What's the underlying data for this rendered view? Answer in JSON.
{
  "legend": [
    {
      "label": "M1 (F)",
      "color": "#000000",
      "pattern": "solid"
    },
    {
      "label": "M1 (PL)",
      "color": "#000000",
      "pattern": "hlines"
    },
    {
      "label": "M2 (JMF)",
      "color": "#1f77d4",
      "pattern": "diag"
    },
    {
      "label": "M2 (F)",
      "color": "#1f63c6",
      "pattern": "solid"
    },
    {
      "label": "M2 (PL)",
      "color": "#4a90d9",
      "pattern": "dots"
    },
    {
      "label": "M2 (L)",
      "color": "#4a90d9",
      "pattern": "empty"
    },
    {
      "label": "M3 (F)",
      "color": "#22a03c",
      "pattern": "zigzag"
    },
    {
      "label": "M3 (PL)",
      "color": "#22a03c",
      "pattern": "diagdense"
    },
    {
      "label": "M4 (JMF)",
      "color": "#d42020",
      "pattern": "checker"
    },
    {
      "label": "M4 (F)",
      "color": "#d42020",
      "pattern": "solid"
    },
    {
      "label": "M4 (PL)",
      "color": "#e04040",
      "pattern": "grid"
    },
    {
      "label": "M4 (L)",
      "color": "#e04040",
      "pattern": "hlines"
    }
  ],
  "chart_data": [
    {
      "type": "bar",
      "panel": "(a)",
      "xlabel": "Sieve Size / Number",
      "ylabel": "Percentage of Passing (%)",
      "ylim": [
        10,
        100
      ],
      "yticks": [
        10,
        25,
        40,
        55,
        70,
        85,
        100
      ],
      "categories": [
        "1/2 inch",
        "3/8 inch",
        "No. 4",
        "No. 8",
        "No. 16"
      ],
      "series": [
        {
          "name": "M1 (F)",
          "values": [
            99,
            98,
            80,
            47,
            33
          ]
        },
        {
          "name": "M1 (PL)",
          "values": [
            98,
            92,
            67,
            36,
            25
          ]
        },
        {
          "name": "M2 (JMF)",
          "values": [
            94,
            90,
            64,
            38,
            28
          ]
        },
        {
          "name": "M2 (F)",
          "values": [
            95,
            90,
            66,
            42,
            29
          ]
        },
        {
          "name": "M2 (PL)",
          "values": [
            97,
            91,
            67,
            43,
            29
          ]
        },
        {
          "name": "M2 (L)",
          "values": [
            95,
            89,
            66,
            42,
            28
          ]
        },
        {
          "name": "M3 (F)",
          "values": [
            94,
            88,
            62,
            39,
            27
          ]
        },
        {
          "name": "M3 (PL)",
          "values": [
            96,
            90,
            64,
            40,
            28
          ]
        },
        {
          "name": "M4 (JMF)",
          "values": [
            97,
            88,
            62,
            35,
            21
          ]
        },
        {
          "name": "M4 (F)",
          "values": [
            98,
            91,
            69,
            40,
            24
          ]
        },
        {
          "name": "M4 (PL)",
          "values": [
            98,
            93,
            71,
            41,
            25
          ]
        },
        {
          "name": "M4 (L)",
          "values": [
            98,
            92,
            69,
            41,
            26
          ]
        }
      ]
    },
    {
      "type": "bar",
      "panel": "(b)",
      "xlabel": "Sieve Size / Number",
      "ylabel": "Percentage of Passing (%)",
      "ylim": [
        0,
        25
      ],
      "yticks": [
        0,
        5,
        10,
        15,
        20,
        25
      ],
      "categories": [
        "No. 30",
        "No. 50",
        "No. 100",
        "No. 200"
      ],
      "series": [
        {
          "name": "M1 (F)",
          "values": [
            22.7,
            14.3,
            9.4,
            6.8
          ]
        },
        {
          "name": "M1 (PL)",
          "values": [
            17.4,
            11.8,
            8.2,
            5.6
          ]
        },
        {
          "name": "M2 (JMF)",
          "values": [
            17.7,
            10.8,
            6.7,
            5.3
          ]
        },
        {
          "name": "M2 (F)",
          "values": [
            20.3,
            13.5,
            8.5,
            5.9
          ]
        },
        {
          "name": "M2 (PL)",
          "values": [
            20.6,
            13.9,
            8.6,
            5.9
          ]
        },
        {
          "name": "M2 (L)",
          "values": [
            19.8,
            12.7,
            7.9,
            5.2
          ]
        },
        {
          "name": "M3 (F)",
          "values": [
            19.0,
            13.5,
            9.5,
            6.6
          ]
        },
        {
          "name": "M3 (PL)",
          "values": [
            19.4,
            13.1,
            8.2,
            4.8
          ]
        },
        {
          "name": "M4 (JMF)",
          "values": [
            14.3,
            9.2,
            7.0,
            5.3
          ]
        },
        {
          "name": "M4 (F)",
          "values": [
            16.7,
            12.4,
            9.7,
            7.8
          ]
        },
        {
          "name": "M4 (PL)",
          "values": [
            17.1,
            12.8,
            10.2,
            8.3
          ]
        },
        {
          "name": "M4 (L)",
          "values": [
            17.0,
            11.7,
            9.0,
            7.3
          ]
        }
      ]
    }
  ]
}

........

What you have to do – Write out all the records above again, exactly as they stand.

Task result –
What's the underlying data for this rendered view? Answer in JSON.
{
  "legend": [
    {
      "label": "M1 (F)",
      "color": "#000000",
      "pattern": "solid"
    },
    {
      "label": "M1 (PL)",
      "color": "#000000",
      "pattern": "hlines"
    },
    {
      "label": "M2 (JMF)",
      "color": "#1f77d4",
      "pattern": "diag"
    },
    {
      "label": "M2 (F)",
      "color": "#1f63c6",
      "pattern": "solid"
    },
    {
      "label": "M2 (PL)",
      "color": "#4a90d9",
      "pattern": "dots"
    },
    {
      "label": "M2 (L)",
      "color": "#4a90d9",
      "pattern": "empty"
    },
    {
      "label": "M3 (F)",
      "color": "#22a03c",
      "pattern": "zigzag"
    },
    {
      "label": "M3 (PL)",
      "color": "#22a03c",
      "pattern": "diagdense"
    },
    {
      "label": "M4 (JMF)",
      "color": "#d42020",
      "pattern": "checker"
    },
    {
      "label": "M4 (F)",
      "color": "#d42020",
      "pattern": "solid"
    },
    {
      "label": "M4 (PL)",
      "color": "#e04040",
      "pattern": "grid"
    },
    {
      "label": "M4 (L)",
      "color": "#e04040",
      "pattern": "hlines"
    }
  ],
  "chart_data": [
    {
      "type": "bar",
      "panel": "(a)",
      "xlabel": "Sieve Size / Number",
      "ylabel": "Percentage of Passing (%)",
      "ylim": [
        10,
        100
      ],
      "yticks": [
        10,
        25,
        40,
        55,
        70,
        85,
        100
      ],
      "categories": [
        "1/2 inch",
        "3/8 inch",
        "No. 4",
        "No. 8",
        "No. 16"
      ],
      "series": [
        {
          "name": "M1 (F)",
          "values": [
            99,
            98,
            80,
            47,
            33
          ]
        },
        {
          "name": "M1 (PL)",
          "values": [
            98,
            92,
            67,
            36,
            25
          ]
        },
        {
          "name": "M2 (JMF)",
          "values": [
            94,
            90,
            64,
            38,
            28
          ]
        },
        {
          "name": "M2 (F)",
          "values": [
            95,
            90,
            66,
            42,
            29
          ]
        },
        {
          "name": "M2 (PL)",
          "values": [
            97,
            91,
            67,
            43,
            29
          ]
        },
        {
          "name": "M2 (L)",
          "values": [
            95,
            89,
            66,
            42,
            28
          ]
        },
        {
          "name": "M3 (F)",
          "values": [
            94,
            88,
            62,
            39,
            27
          ]
        },
        {
          "name": "M3 (PL)",
          "values": [
            96,
            90,
            64,
            40,
            28
          ]
        },
        {
          "name": "M4 (JMF)",
          "values": [
            97,
            88,
            62,
            35,
            21
          ]
        },
        {
          "name": "M4 (F)",
          "values": [
            98,
            91,
            69,
            40,
            24
          ]
        },
        {
          "name": "M4 (PL)",
          "values": [
            98,
            93,
            71,
            41,
            25
          ]
        },
        {
          "name": "M4 (L)",
          "values": [
            98,
            92,
            69,
            41,
            26
          ]
        }
      ]
    },
    {
      "type": "bar",
      "panel": "(b)",
      "xlabel": "Sieve Size / Number",
      "ylabel": "Percentage of Passing (%)",
      "ylim": [
        0,
        25
      ],
      "yticks": [
        0,
        5,
        10,
        15,
        20,
        25
      ],
      "categories": [
        "No. 30",
        "No. 50",
        "No. 100",
        "No. 200"
      ],
      "series": [
        {
          "name": "M1 (F)",
          "values": [
            22.7,
            14.3,
            9.4,
            6.8
          ]
        },
        {
          "name": "M1 (PL)",
          "values": [
            17.4,
            11.8,
            8.2,
            5.6
          ]
        },
        {
          "name": "M2 (JMF)",
          "values": [
            17.7,
            10.8,
            6.7,
            5.3
          ]
        },
        {
          "name": "M2 (F)",
          "values": [
            20.3,
            13.5,
            8.5,
            5.9
          ]
        },
        {
          "name": "M2 (PL)",
          "values": [
            20.6,
            13.9,
            8.6,
            5.9
          ]
        },
        {
          "name": "M2 (L)",
          "values": [
            19.8,
            12.7,
            7.9,
            5.2
          ]
        },
        {
          "name": "M3 (F)",
          "values": [
            19.0,
            13.5,
            9.5,
            6.6
          ]
        },
        {
          "name": "M3 (PL)",
          "values": [
            19.4,
            13.1,
            8.2,
            4.8
          ]
        },
        {
          "name": "M4 (JMF)",
          "values": [
            14.3,
            9.2,
            7.0,
            5.3
          ]
        },
        {
          "name": "M4 (F)",
          "values": [
            16.7,
            12.4,
            9.7,
            7.8
          ]
        },
        {
          "name": "M4 (PL)",
          "values": [
            17.1,
            12.8,
            10.2,
            8.3
          ]
        },
        {
          "name": "M4 (L)",
          "values": [
            17.0,
            11.7,
            9.0,
            7.3
          ]
        }
      ]
    }
  ]
}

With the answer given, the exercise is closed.